PROBLEM TO WORK ON: Below are the entries; count the lines in them that contain the word "Objects" and give only the number.

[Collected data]
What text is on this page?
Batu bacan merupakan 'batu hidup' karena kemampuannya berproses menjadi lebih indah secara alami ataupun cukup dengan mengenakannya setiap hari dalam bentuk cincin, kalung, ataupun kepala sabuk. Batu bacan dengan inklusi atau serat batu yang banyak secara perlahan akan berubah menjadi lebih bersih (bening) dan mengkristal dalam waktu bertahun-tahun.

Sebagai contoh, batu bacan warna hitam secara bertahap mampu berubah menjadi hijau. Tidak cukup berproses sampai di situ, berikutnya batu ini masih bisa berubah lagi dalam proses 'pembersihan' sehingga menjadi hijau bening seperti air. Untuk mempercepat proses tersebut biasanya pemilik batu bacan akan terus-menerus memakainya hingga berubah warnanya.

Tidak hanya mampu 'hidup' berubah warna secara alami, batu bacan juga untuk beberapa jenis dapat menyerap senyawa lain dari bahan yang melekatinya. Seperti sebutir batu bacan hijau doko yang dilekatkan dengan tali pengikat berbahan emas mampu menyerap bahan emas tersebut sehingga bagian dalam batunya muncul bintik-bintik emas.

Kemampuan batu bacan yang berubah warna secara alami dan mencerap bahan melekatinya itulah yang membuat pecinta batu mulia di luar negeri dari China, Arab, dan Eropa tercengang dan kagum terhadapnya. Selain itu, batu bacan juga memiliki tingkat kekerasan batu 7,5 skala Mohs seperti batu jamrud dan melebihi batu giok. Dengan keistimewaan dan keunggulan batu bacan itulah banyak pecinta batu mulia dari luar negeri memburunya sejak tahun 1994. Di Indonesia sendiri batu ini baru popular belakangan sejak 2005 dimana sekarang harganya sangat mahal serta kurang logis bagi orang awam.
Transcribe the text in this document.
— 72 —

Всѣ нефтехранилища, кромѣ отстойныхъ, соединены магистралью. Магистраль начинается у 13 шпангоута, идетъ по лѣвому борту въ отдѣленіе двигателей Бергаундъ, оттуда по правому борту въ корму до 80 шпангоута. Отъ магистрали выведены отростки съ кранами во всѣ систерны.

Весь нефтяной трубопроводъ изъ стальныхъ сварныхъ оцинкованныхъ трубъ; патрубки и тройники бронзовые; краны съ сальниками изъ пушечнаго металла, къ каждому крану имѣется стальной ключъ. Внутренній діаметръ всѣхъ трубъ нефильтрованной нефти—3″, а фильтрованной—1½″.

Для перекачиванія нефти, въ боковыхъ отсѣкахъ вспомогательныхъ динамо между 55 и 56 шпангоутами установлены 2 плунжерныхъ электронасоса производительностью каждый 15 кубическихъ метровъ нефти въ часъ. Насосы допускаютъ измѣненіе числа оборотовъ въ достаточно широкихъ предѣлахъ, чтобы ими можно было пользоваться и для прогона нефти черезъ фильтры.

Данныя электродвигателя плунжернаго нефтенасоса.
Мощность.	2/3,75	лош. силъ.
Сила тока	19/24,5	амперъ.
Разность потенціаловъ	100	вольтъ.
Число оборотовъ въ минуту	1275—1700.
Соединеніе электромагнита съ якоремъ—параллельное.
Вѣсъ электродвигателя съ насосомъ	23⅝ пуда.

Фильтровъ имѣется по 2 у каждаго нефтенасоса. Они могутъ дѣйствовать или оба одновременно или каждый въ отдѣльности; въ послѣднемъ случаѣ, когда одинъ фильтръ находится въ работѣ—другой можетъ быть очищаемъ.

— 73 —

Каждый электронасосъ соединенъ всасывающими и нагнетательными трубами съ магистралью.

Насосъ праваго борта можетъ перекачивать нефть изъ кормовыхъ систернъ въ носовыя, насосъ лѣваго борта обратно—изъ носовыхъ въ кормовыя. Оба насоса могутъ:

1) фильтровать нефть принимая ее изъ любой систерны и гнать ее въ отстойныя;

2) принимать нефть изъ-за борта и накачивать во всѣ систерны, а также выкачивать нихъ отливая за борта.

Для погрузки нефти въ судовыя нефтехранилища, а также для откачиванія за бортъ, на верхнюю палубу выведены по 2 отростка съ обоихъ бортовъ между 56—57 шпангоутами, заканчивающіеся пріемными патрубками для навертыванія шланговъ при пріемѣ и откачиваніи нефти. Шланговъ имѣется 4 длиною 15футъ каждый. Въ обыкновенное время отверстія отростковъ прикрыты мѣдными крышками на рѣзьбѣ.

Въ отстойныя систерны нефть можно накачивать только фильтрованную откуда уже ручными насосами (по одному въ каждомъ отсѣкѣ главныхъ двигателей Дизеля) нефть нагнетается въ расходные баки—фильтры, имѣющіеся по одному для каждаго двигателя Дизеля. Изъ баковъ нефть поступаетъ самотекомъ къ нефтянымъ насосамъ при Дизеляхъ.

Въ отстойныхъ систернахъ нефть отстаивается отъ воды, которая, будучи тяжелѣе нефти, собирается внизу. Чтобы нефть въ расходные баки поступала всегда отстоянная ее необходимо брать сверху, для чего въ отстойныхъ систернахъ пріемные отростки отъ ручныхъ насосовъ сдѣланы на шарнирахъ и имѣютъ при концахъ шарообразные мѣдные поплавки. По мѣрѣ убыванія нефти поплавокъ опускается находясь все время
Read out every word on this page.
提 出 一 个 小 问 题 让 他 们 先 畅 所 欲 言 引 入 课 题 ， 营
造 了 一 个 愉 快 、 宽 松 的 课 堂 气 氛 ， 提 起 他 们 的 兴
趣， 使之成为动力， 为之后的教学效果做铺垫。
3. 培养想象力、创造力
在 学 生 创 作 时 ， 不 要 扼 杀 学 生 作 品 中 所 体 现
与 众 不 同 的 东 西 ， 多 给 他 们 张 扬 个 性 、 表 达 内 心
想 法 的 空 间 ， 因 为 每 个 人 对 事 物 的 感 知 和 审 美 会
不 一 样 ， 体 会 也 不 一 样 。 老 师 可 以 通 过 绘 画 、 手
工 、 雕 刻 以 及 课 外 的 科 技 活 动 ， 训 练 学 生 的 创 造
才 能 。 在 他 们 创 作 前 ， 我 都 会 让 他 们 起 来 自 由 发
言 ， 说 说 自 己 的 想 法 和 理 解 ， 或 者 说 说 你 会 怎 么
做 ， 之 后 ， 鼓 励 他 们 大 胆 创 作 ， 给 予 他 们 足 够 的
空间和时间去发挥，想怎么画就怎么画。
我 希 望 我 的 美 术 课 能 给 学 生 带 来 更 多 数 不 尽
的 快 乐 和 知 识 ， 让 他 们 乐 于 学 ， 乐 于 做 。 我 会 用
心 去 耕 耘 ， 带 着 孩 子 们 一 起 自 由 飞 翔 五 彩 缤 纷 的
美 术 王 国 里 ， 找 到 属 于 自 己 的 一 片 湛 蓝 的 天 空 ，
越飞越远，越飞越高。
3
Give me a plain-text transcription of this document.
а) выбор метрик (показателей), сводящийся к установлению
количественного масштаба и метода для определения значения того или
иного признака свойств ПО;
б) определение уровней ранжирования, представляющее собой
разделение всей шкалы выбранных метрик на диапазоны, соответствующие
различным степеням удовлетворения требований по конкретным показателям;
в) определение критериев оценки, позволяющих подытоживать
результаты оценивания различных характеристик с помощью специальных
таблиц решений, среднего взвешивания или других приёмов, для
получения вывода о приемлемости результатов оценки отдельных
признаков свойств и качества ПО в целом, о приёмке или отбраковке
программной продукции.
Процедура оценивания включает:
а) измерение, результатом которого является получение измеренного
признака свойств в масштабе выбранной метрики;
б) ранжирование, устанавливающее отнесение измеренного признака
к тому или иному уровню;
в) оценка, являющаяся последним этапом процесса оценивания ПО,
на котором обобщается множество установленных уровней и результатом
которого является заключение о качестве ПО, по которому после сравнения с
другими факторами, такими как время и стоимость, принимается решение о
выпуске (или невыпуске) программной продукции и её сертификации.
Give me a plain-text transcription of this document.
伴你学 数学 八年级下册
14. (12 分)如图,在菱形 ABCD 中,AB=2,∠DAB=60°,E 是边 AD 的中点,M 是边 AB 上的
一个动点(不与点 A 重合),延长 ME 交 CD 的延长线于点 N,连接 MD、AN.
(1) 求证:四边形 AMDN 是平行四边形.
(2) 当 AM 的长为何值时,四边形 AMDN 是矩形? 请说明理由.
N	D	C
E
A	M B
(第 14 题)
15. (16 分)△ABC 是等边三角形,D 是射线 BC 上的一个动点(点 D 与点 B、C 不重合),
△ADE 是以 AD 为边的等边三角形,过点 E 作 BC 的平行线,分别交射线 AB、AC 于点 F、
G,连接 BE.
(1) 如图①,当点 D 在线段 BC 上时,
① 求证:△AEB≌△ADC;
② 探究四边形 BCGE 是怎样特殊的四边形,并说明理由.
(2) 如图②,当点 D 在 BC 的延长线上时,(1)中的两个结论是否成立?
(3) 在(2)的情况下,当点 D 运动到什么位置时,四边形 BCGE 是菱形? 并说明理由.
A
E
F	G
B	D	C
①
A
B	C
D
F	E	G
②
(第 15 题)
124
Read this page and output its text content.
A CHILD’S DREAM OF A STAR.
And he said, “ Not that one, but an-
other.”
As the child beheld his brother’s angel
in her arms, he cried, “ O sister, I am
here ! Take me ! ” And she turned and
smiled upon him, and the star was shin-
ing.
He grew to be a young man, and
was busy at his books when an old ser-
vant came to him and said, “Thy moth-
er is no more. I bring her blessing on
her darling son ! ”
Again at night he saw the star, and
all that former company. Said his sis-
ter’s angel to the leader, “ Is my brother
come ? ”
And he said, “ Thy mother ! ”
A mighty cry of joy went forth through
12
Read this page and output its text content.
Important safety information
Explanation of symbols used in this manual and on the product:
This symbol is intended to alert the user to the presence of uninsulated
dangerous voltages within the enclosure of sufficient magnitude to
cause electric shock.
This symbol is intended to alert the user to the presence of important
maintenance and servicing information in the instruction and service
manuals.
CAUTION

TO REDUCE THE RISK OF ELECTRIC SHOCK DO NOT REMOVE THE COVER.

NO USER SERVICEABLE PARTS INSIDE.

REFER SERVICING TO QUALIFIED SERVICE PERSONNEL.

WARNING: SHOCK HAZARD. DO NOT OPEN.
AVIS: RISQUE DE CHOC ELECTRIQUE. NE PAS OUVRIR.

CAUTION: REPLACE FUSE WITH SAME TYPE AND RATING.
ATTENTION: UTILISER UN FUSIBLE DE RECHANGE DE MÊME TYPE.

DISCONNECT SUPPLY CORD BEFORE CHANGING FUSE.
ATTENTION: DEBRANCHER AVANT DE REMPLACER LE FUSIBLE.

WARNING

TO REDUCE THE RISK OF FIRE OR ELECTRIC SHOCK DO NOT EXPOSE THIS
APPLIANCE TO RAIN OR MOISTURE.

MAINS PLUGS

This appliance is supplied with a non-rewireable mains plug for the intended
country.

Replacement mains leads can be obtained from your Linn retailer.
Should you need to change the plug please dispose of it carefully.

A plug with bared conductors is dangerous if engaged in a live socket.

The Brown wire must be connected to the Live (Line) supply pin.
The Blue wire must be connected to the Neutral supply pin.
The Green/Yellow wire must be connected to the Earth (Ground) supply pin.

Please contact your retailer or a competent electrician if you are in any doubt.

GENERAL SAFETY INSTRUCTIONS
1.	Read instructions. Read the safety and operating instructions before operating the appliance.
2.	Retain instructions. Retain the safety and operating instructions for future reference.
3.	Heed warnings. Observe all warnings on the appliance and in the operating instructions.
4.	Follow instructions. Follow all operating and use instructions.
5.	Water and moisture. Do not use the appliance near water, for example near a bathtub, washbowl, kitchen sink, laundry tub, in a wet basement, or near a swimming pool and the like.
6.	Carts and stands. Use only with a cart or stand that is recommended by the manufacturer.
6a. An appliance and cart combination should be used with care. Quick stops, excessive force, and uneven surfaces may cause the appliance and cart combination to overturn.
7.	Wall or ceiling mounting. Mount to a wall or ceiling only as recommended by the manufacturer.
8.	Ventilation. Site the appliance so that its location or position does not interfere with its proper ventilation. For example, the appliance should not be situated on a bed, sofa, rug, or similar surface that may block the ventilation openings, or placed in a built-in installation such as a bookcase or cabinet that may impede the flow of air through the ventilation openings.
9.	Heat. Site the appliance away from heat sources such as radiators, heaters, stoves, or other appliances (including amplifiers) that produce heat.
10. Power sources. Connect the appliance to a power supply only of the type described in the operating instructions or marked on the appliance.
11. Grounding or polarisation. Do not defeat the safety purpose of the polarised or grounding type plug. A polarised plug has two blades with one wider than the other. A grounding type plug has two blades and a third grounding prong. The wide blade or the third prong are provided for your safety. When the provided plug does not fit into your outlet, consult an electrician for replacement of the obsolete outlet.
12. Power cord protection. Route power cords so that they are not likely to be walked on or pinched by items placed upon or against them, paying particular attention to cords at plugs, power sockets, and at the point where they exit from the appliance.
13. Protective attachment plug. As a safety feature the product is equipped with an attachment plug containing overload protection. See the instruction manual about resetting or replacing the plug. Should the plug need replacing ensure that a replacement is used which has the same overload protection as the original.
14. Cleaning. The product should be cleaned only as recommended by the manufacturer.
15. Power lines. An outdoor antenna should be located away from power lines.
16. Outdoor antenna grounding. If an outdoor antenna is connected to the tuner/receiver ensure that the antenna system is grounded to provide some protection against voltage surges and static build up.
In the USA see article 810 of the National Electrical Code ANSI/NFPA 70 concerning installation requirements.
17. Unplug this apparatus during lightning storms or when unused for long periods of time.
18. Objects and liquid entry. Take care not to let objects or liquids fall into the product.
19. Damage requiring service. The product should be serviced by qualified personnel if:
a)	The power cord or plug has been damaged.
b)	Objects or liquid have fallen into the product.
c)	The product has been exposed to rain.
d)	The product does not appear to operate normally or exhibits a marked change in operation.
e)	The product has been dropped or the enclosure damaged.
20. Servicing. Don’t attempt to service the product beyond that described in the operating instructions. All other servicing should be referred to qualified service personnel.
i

RESPONSE FOR THIS EXERCISE: 2